**Data extract:**
========================================================================
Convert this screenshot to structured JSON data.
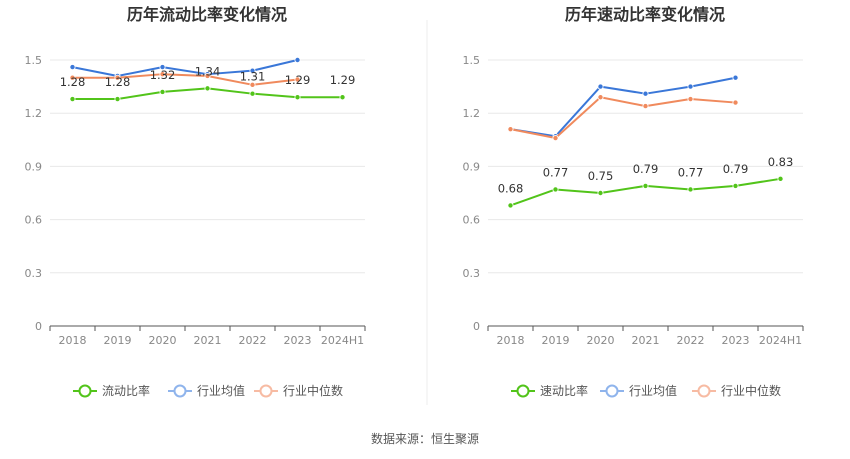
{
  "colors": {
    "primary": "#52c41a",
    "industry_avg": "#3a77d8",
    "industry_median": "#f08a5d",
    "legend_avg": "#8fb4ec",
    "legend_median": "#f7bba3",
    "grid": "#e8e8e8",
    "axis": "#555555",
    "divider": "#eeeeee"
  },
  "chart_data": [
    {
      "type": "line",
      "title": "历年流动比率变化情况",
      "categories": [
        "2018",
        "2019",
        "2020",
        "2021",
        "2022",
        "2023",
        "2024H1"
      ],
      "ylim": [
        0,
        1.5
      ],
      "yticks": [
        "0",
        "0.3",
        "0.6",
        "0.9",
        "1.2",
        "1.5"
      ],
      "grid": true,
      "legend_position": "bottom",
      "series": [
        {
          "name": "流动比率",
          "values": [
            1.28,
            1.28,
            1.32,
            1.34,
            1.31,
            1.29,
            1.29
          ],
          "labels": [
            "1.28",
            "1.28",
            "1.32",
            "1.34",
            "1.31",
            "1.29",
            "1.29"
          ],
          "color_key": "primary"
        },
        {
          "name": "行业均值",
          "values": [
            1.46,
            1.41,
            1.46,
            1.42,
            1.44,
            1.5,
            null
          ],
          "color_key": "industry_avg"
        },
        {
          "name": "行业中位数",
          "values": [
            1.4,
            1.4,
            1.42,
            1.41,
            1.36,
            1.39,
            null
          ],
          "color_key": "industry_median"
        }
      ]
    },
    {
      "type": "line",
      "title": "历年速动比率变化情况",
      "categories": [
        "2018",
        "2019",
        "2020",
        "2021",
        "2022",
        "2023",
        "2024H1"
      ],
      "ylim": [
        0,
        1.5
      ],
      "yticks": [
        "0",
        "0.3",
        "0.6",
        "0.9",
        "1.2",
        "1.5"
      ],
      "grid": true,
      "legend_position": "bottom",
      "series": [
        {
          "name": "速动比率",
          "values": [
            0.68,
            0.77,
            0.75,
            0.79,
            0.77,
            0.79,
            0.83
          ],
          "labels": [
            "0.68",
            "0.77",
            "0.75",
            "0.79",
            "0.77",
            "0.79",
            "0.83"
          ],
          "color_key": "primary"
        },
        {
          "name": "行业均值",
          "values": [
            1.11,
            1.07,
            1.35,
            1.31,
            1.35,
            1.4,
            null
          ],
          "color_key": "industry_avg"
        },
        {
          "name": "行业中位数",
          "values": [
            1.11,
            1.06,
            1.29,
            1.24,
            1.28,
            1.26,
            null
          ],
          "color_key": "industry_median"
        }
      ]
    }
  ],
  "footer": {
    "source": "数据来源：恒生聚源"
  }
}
========================================================================
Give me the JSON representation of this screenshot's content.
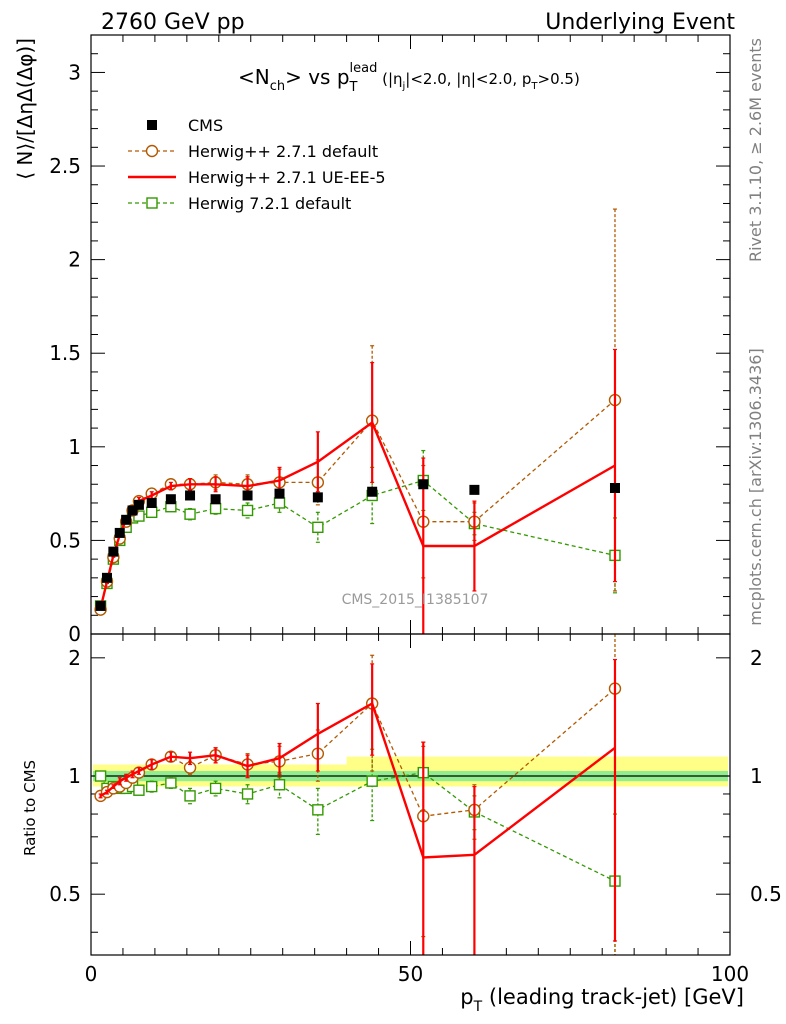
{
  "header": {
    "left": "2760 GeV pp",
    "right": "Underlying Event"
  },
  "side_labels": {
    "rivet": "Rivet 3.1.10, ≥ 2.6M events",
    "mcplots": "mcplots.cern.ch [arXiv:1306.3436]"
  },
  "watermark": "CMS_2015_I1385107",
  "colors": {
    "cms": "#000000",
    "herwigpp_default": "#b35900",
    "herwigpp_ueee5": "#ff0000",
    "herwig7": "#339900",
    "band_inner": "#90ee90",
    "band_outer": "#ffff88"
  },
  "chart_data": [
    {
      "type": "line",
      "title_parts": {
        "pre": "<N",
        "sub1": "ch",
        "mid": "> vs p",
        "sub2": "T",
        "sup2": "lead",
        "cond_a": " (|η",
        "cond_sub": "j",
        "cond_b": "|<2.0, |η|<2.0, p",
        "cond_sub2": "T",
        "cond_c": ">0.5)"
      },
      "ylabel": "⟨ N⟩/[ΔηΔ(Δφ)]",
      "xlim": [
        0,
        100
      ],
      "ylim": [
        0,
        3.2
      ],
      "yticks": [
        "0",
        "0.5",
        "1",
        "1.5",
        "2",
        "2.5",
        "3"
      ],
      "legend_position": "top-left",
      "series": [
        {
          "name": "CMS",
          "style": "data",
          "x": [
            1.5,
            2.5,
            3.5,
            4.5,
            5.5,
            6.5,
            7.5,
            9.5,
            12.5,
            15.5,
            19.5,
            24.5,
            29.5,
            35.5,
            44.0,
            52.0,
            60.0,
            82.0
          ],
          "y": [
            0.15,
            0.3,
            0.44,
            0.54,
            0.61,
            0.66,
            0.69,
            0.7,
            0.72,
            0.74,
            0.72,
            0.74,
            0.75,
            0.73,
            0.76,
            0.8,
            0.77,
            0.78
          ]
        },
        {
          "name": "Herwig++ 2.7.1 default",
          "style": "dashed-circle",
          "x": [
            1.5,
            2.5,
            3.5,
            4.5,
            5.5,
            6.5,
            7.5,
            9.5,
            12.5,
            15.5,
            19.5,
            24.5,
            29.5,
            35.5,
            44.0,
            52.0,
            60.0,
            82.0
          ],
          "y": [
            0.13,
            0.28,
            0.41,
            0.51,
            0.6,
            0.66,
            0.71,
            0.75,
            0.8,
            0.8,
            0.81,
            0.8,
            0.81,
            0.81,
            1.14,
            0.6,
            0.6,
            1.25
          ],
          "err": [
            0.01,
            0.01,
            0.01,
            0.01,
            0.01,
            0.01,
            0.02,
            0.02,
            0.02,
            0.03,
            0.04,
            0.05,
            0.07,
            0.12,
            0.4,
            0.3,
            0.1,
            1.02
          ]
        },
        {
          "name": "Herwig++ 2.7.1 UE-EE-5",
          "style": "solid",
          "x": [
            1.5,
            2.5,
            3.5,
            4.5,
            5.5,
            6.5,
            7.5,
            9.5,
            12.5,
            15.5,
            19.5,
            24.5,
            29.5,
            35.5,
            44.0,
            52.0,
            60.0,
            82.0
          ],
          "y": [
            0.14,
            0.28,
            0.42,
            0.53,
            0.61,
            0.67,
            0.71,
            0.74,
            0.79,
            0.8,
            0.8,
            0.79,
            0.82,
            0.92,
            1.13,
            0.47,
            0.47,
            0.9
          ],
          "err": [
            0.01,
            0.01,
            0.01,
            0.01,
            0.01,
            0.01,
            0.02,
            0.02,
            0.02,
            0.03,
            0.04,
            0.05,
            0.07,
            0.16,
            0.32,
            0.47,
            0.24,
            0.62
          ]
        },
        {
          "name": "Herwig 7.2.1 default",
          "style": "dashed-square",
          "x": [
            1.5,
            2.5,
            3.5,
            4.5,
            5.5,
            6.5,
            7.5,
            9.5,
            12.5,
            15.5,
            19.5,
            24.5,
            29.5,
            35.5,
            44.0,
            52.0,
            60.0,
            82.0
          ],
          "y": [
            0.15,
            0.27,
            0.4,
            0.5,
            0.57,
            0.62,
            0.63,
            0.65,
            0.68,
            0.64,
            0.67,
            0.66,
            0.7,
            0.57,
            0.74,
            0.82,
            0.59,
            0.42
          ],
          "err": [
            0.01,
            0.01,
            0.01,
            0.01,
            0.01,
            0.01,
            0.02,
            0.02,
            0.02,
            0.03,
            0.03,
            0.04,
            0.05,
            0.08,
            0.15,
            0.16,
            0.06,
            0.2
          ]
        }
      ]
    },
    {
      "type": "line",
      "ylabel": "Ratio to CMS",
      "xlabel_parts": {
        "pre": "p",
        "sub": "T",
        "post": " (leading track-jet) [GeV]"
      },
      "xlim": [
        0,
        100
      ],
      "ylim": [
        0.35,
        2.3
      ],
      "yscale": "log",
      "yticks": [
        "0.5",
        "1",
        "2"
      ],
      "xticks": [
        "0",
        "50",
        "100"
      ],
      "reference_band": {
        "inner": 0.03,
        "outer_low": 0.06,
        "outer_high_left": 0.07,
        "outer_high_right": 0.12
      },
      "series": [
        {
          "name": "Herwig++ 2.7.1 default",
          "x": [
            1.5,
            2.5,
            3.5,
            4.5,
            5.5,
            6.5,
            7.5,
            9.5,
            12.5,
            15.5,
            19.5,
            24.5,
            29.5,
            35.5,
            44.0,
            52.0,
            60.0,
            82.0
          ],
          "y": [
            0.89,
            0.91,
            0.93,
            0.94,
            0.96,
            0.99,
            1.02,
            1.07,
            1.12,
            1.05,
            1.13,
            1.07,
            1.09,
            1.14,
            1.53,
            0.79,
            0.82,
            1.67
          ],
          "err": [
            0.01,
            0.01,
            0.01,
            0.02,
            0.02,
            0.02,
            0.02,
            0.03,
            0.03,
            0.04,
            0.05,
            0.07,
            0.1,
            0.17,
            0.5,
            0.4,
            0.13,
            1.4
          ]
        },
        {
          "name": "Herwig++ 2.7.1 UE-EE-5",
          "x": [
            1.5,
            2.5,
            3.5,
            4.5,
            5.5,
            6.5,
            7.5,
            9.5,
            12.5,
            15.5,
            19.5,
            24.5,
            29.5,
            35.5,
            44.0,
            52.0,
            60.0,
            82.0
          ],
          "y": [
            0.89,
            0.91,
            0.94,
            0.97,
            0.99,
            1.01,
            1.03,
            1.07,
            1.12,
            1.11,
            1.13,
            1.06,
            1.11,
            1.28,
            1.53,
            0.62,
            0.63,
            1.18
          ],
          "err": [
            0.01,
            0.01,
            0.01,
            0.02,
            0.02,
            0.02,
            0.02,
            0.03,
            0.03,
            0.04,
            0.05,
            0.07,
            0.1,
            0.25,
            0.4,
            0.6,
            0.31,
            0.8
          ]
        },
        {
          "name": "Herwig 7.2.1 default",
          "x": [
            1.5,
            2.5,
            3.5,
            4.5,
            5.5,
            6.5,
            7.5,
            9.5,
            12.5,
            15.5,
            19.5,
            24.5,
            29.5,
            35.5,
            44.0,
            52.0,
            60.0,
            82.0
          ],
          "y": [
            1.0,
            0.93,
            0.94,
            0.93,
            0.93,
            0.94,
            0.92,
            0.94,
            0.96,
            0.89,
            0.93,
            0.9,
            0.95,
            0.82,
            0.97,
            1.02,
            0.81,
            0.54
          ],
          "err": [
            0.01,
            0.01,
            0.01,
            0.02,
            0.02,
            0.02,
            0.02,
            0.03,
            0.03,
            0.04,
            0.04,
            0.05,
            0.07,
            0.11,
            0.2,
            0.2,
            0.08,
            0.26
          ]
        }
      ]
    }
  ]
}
========================================================================
**Work to do:** Pull out every line in the material above where "this" occurs.

**Expected answer:**
Convert this screenshot to structured JSON data.
Give me the JSON representation of this screenshot's content.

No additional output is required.